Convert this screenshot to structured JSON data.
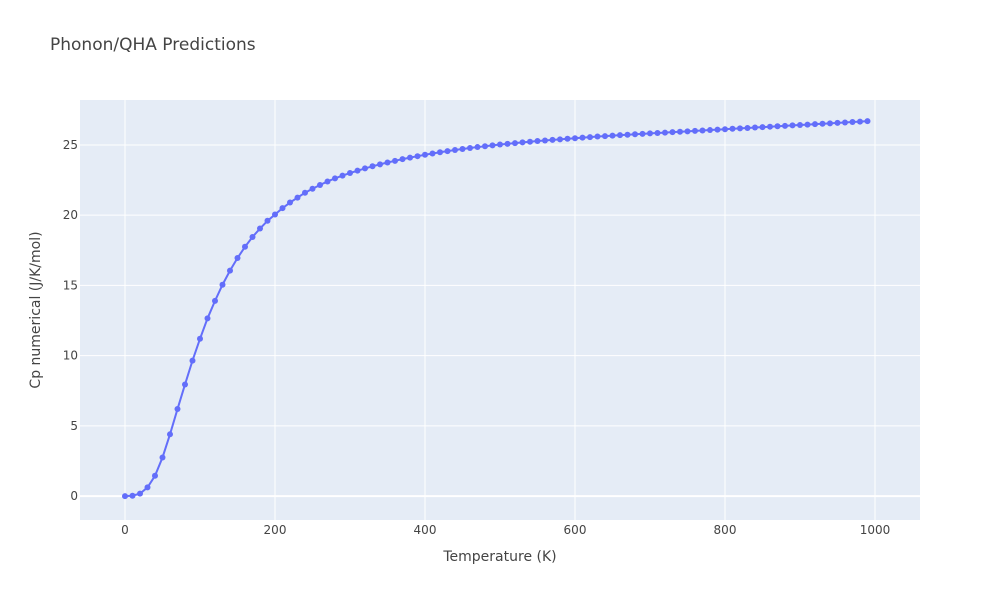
{
  "chart_data": {
    "type": "line",
    "title": "Phonon/QHA Predictions",
    "xlabel": "Temperature (K)",
    "ylabel": "Cp numerical (J/K/mol)",
    "xlim": [
      -60,
      1060
    ],
    "ylim": [
      -1.7,
      28.2
    ],
    "x_ticks": [
      0,
      200,
      400,
      600,
      800,
      1000
    ],
    "y_ticks": [
      0,
      5,
      10,
      15,
      20,
      25
    ],
    "grid": true,
    "legend": "none",
    "colors": {
      "plot_bg": "#e5ecf6",
      "series": "#636efa",
      "grid": "#ffffff"
    },
    "series": [
      {
        "mode": "lines+markers",
        "x": [
          0,
          10,
          20,
          30,
          40,
          50,
          60,
          70,
          80,
          90,
          100,
          110,
          120,
          130,
          140,
          150,
          160,
          170,
          180,
          190,
          200,
          210,
          220,
          230,
          240,
          250,
          260,
          270,
          280,
          290,
          300,
          310,
          320,
          330,
          340,
          350,
          360,
          370,
          380,
          390,
          400,
          410,
          420,
          430,
          440,
          450,
          460,
          470,
          480,
          490,
          500,
          510,
          520,
          530,
          540,
          550,
          560,
          570,
          580,
          590,
          600,
          610,
          620,
          630,
          640,
          650,
          660,
          670,
          680,
          690,
          700,
          710,
          720,
          730,
          740,
          750,
          760,
          770,
          780,
          790,
          800,
          810,
          820,
          830,
          840,
          850,
          860,
          870,
          880,
          890,
          900,
          910,
          920,
          930,
          940,
          950,
          960,
          970,
          980,
          990
        ],
        "y": [
          0.0,
          0.03,
          0.18,
          0.62,
          1.45,
          2.75,
          4.4,
          6.2,
          7.95,
          9.65,
          11.2,
          12.65,
          13.9,
          15.05,
          16.05,
          16.95,
          17.75,
          18.45,
          19.05,
          19.6,
          20.05,
          20.5,
          20.9,
          21.25,
          21.6,
          21.88,
          22.15,
          22.4,
          22.62,
          22.82,
          23.0,
          23.17,
          23.33,
          23.48,
          23.62,
          23.75,
          23.87,
          23.99,
          24.1,
          24.2,
          24.3,
          24.39,
          24.48,
          24.56,
          24.64,
          24.71,
          24.78,
          24.85,
          24.91,
          24.97,
          25.03,
          25.08,
          25.13,
          25.18,
          25.23,
          25.28,
          25.32,
          25.36,
          25.4,
          25.44,
          25.48,
          25.52,
          25.56,
          25.6,
          25.63,
          25.66,
          25.7,
          25.73,
          25.76,
          25.79,
          25.82,
          25.85,
          25.88,
          25.91,
          25.94,
          25.97,
          26.0,
          26.03,
          26.06,
          26.09,
          26.12,
          26.15,
          26.18,
          26.21,
          26.24,
          26.27,
          26.3,
          26.33,
          26.36,
          26.39,
          26.42,
          26.45,
          26.48,
          26.51,
          26.54,
          26.57,
          26.6,
          26.63,
          26.66,
          26.7
        ]
      }
    ]
  }
}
============
**TASK**
Every line of the data should be copied as it stands, without the images.

**RESULT OF THE EXERCISE**
Convert this screenshot to structured JSON data.
{
  "chart_data": {
    "type": "line",
    "title": "Phonon/QHA Predictions",
    "xlabel": "Temperature (K)",
    "ylabel": "Cp numerical (J/K/mol)",
    "xlim": [
      -60,
      1060
    ],
    "ylim": [
      -1.7,
      28.2
    ],
    "x_ticks": [
      0,
      200,
      400,
      600,
      800,
      1000
    ],
    "y_ticks": [
      0,
      5,
      10,
      15,
      20,
      25
    ],
    "grid": true,
    "legend": "none",
    "colors": {
      "plot_bg": "#e5ecf6",
      "series": "#636efa",
      "grid": "#ffffff"
    },
    "series": [
      {
        "mode": "lines+markers",
        "x": [
          0,
          10,
          20,
          30,
          40,
          50,
          60,
          70,
          80,
          90,
          100,
          110,
          120,
          130,
          140,
          150,
          160,
          170,
          180,
          190,
          200,
          210,
          220,
          230,
          240,
          250,
          260,
          270,
          280,
          290,
          300,
          310,
          320,
          330,
          340,
          350,
          360,
          370,
          380,
          390,
          400,
          410,
          420,
          430,
          440,
          450,
          460,
          470,
          480,
          490,
          500,
          510,
          520,
          530,
          540,
          550,
          560,
          570,
          580,
          590,
          600,
          610,
          620,
          630,
          640,
          650,
          660,
          670,
          680,
          690,
          700,
          710,
          720,
          730,
          740,
          750,
          760,
          770,
          780,
          790,
          800,
          810,
          820,
          830,
          840,
          850,
          860,
          870,
          880,
          890,
          900,
          910,
          920,
          930,
          940,
          950,
          960,
          970,
          980,
          990
        ],
        "y": [
          0.0,
          0.03,
          0.18,
          0.62,
          1.45,
          2.75,
          4.4,
          6.2,
          7.95,
          9.65,
          11.2,
          12.65,
          13.9,
          15.05,
          16.05,
          16.95,
          17.75,
          18.45,
          19.05,
          19.6,
          20.05,
          20.5,
          20.9,
          21.25,
          21.6,
          21.88,
          22.15,
          22.4,
          22.62,
          22.82,
          23.0,
          23.17,
          23.33,
          23.48,
          23.62,
          23.75,
          23.87,
          23.99,
          24.1,
          24.2,
          24.3,
          24.39,
          24.48,
          24.56,
          24.64,
          24.71,
          24.78,
          24.85,
          24.91,
          24.97,
          25.03,
          25.08,
          25.13,
          25.18,
          25.23,
          25.28,
          25.32,
          25.36,
          25.4,
          25.44,
          25.48,
          25.52,
          25.56,
          25.6,
          25.63,
          25.66,
          25.7,
          25.73,
          25.76,
          25.79,
          25.82,
          25.85,
          25.88,
          25.91,
          25.94,
          25.97,
          26.0,
          26.03,
          26.06,
          26.09,
          26.12,
          26.15,
          26.18,
          26.21,
          26.24,
          26.27,
          26.3,
          26.33,
          26.36,
          26.39,
          26.42,
          26.45,
          26.48,
          26.51,
          26.54,
          26.57,
          26.6,
          26.63,
          26.66,
          26.7
        ]
      }
    ]
  }
}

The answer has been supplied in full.